---- Data supplied

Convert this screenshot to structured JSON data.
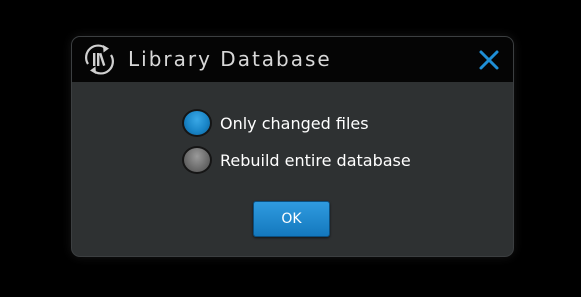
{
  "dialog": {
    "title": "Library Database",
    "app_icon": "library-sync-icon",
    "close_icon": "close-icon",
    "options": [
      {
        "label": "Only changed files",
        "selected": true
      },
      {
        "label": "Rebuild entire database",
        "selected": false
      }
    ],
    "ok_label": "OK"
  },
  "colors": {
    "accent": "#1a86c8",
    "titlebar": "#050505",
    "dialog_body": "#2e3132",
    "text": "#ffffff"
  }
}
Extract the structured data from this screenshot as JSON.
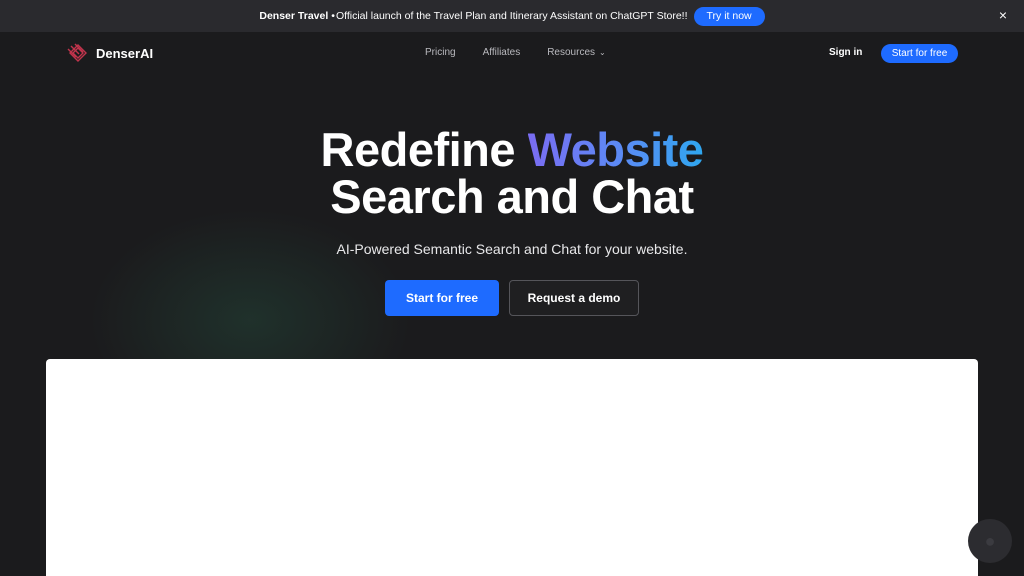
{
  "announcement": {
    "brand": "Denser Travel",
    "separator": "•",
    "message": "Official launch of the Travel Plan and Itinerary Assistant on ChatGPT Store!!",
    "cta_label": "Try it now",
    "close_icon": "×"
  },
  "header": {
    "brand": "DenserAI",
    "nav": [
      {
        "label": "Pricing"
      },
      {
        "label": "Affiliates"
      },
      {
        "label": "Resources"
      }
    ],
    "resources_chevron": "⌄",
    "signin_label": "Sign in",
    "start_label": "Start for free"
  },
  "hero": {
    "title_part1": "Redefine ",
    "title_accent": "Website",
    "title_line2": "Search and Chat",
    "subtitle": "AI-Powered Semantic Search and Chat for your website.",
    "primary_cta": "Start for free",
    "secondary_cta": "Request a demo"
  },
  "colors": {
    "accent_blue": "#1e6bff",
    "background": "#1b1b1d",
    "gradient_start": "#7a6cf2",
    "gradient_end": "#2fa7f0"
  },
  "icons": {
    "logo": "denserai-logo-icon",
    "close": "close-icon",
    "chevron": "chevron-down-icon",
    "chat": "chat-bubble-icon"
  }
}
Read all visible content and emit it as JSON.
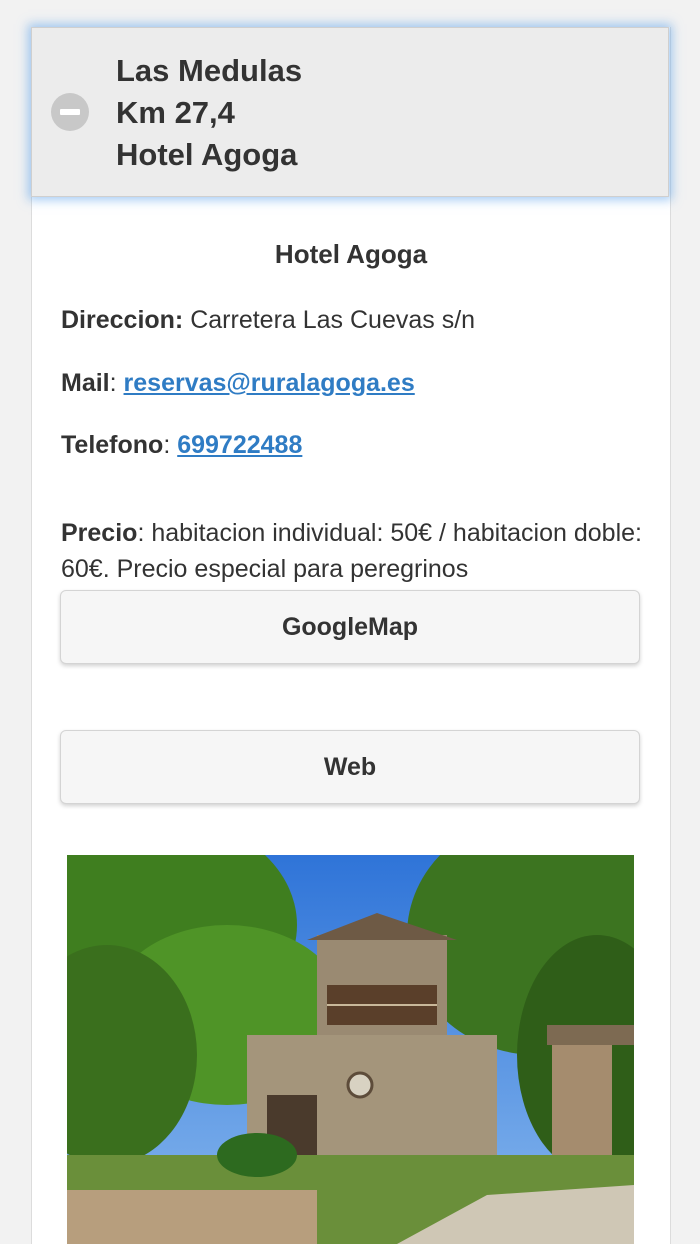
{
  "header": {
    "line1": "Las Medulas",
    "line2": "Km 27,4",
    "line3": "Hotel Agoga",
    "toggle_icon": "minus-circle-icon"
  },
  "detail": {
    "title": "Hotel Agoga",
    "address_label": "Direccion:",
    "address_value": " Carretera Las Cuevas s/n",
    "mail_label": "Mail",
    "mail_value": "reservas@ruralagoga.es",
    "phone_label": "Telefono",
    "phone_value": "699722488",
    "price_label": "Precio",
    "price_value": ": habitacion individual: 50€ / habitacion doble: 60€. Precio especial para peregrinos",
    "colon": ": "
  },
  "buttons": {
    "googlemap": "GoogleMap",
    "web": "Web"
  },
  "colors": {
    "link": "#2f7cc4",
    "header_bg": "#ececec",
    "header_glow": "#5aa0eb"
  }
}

--------
---- Data supplied

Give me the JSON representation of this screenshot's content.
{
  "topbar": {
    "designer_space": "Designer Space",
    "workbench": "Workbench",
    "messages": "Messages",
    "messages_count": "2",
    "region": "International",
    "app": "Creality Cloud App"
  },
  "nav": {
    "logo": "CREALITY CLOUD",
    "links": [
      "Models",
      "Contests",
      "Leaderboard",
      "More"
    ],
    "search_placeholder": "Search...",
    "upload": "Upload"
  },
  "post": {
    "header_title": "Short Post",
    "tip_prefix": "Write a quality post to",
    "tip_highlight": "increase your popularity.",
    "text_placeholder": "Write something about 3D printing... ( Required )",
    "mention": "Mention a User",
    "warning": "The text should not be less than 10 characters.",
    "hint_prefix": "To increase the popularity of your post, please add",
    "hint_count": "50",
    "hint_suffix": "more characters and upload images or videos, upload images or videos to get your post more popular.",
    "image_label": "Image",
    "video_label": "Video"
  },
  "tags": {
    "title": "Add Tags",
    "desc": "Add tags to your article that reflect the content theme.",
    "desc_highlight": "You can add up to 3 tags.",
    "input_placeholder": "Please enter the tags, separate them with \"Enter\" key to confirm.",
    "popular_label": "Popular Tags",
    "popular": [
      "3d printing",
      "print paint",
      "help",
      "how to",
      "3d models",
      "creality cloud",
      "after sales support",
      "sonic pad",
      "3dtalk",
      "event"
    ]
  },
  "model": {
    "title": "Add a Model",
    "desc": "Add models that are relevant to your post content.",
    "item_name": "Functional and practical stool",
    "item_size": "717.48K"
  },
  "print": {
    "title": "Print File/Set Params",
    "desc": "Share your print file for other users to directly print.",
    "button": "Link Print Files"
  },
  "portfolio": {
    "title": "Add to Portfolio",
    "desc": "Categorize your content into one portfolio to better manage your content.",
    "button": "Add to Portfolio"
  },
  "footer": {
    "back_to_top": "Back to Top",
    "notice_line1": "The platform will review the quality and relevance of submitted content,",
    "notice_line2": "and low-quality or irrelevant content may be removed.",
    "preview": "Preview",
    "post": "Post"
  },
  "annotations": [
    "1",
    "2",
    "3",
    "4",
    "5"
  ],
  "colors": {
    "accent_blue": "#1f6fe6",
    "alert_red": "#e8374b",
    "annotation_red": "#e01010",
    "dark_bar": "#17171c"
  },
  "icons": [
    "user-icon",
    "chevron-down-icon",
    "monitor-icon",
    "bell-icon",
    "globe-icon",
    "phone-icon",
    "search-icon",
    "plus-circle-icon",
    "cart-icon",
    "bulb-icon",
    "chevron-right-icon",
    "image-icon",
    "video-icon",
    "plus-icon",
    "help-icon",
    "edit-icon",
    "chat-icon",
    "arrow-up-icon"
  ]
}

--------

- **Problem description**:
Extract, from the listing above, every line where the string "that" occurs.

- **Solved exercise**:
    "desc": "Add tags to your article that reflect the content theme.",
    "desc": "Add models that are relevant to your post content.",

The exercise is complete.